[Objective]
Gather every line of the entries that includes the word "School".

[Raw records]
▬▬▬

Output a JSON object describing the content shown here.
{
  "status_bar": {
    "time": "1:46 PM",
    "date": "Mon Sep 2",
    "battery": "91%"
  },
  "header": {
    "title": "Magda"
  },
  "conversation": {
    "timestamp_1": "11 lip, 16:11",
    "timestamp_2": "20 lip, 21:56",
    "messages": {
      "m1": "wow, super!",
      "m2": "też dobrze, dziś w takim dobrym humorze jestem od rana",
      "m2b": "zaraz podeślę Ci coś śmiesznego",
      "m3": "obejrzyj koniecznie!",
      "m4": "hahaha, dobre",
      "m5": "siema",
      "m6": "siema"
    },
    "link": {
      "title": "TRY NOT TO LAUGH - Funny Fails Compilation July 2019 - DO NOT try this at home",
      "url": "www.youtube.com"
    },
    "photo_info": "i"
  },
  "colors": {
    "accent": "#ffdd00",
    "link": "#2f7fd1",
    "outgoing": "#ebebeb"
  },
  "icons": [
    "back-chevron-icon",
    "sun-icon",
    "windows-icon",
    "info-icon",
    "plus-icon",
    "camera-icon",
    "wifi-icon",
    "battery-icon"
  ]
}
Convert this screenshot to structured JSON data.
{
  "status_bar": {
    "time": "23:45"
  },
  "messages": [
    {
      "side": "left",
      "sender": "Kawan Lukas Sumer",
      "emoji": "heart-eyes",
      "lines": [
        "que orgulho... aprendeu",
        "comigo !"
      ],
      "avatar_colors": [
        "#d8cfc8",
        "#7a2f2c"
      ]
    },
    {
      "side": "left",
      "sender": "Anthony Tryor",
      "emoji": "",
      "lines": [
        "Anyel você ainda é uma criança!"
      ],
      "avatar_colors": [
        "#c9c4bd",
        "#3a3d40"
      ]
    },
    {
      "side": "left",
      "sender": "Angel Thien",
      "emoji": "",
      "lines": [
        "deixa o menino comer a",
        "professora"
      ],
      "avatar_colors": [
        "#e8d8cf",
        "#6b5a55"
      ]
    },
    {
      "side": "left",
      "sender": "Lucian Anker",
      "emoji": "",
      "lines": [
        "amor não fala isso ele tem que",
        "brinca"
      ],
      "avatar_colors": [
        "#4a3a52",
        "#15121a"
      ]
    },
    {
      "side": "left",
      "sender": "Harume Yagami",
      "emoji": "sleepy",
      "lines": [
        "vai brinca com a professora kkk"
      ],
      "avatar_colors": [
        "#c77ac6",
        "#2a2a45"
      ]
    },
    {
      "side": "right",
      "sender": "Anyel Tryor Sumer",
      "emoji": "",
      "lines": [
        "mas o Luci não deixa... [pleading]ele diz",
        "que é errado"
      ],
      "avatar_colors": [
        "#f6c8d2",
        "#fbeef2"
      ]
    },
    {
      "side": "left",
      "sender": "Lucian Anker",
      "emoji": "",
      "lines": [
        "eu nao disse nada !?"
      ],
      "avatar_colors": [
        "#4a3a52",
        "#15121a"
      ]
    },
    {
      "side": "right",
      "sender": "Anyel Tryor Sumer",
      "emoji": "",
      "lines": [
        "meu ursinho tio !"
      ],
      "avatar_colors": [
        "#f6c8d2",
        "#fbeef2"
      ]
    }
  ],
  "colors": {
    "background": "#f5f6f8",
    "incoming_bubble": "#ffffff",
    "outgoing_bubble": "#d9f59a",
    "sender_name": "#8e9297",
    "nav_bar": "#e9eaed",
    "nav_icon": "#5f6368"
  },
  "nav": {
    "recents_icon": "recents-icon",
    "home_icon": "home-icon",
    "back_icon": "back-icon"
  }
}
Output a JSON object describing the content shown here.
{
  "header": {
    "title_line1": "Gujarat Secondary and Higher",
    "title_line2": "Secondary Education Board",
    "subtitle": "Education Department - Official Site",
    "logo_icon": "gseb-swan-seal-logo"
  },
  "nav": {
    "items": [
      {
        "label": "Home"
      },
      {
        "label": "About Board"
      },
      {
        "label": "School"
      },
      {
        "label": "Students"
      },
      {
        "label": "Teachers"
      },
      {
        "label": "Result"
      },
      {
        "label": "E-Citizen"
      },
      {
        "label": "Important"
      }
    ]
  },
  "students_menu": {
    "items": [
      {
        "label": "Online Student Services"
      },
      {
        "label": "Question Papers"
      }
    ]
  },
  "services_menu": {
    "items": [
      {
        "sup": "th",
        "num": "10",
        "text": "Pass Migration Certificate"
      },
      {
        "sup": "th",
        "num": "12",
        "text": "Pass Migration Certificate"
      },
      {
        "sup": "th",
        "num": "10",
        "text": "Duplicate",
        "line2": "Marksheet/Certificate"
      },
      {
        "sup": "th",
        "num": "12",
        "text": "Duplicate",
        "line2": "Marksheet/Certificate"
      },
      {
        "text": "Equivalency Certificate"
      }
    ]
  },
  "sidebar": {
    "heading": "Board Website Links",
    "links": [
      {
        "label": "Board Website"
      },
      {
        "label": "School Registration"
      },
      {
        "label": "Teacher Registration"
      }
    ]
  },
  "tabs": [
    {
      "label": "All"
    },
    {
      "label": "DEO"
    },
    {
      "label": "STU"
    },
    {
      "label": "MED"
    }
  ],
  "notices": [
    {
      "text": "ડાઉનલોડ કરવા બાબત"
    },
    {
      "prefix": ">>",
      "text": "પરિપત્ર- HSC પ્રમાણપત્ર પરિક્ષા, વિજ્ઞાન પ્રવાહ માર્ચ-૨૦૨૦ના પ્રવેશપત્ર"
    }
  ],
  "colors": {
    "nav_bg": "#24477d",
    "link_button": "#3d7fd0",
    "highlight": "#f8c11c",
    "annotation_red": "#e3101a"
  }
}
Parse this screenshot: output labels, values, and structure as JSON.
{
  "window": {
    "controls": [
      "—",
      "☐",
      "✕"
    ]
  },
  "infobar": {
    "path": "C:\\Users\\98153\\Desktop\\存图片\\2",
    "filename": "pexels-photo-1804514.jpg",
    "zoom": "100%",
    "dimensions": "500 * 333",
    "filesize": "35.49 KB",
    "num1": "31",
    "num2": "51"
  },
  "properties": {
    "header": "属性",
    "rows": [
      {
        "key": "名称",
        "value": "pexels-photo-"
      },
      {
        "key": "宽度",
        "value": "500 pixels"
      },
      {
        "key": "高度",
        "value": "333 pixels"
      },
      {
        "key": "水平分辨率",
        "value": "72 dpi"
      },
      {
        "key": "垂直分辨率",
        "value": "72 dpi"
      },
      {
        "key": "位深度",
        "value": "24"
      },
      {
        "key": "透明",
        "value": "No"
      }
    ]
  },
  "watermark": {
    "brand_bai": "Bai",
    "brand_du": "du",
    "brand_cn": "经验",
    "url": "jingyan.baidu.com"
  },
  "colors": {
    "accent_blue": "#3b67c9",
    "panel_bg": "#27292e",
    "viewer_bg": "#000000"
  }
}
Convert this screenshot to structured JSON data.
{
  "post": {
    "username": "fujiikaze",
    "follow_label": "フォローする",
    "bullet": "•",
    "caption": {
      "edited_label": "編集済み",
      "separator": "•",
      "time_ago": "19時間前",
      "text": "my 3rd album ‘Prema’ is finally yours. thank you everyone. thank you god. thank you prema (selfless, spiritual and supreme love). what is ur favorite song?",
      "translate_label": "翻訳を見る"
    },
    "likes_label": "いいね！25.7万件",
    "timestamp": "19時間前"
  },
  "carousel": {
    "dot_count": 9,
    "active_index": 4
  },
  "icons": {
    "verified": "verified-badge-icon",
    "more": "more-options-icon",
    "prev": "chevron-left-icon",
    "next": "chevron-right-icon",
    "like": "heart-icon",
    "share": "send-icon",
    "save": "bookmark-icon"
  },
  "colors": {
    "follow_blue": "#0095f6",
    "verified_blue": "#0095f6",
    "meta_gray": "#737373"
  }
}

▬▬▬

[Full solution]
        "label": "School"
        "label": "School Registration"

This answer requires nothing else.